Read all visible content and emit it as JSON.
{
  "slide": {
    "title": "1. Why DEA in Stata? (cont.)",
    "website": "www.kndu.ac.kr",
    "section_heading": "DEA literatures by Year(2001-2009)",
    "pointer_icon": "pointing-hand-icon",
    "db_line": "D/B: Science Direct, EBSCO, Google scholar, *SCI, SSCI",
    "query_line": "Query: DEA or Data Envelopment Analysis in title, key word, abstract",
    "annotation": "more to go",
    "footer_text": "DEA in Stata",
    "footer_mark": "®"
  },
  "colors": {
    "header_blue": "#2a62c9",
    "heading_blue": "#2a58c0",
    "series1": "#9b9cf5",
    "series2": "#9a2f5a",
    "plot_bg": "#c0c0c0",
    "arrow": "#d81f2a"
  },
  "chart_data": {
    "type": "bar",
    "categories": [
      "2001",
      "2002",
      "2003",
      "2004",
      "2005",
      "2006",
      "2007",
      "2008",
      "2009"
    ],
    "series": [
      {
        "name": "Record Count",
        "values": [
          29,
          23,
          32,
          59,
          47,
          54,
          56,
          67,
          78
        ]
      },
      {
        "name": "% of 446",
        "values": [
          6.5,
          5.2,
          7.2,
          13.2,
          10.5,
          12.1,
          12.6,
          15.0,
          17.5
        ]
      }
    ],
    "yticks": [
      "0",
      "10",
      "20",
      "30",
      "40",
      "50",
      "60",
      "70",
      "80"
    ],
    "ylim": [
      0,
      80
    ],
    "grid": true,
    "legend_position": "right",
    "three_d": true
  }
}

• [DIRECTIVE]: Extract all the material, leaving every line as it is.

• [IN RESPONSE]:
Read all visible content and emit it as JSON.
{
  "slide": {
    "title": "1. Why DEA in Stata? (cont.)",
    "website": "www.kndu.ac.kr",
    "section_heading": "DEA literatures by Year(2001-2009)",
    "pointer_icon": "pointing-hand-icon",
    "db_line": "D/B: Science Direct, EBSCO, Google scholar, *SCI, SSCI",
    "query_line": "Query: DEA or Data Envelopment Analysis in title, key word, abstract",
    "annotation": "more to go",
    "footer_text": "DEA in Stata",
    "footer_mark": "®"
  },
  "colors": {
    "header_blue": "#2a62c9",
    "heading_blue": "#2a58c0",
    "series1": "#9b9cf5",
    "series2": "#9a2f5a",
    "plot_bg": "#c0c0c0",
    "arrow": "#d81f2a"
  },
  "chart_data": {
    "type": "bar",
    "categories": [
      "2001",
      "2002",
      "2003",
      "2004",
      "2005",
      "2006",
      "2007",
      "2008",
      "2009"
    ],
    "series": [
      {
        "name": "Record Count",
        "values": [
          29,
          23,
          32,
          59,
          47,
          54,
          56,
          67,
          78
        ]
      },
      {
        "name": "% of 446",
        "values": [
          6.5,
          5.2,
          7.2,
          13.2,
          10.5,
          12.1,
          12.6,
          15.0,
          17.5
        ]
      }
    ],
    "yticks": [
      "0",
      "10",
      "20",
      "30",
      "40",
      "50",
      "60",
      "70",
      "80"
    ],
    "ylim": [
      0,
      80
    ],
    "grid": true,
    "legend_position": "right",
    "three_d": true
  }
}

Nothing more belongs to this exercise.